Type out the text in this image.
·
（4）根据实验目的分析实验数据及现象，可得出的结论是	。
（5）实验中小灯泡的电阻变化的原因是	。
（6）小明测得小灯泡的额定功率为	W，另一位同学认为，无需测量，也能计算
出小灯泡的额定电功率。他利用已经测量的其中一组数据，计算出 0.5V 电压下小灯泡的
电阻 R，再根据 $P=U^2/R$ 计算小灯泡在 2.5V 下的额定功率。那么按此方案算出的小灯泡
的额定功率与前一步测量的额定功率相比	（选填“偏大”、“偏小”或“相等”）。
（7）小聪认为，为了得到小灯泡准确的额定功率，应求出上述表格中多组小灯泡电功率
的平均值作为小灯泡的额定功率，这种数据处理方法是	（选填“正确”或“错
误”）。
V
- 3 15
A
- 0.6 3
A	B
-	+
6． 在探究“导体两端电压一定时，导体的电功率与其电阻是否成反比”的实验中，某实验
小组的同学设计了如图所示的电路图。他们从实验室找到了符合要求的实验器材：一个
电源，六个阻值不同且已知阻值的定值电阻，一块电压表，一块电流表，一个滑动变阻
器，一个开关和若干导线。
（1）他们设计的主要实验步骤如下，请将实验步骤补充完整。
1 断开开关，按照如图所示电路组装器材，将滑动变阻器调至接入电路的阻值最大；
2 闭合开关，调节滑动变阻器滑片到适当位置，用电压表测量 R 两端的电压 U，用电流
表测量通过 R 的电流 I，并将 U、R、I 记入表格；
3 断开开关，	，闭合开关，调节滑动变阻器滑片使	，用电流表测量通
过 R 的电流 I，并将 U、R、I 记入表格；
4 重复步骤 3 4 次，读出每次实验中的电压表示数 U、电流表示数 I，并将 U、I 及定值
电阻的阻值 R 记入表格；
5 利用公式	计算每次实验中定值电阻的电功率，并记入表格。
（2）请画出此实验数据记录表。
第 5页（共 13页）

# Requirements:
From the listing above, copy all lines holding the word "断开开关".

# Result of the task:
1 断开开关，按照如图所示电路组装器材，将滑动变阻器调至接入电路的阻值最大；
3 断开开关，	，闭合开关，调节滑动变阻器滑片使	，用电流表测量通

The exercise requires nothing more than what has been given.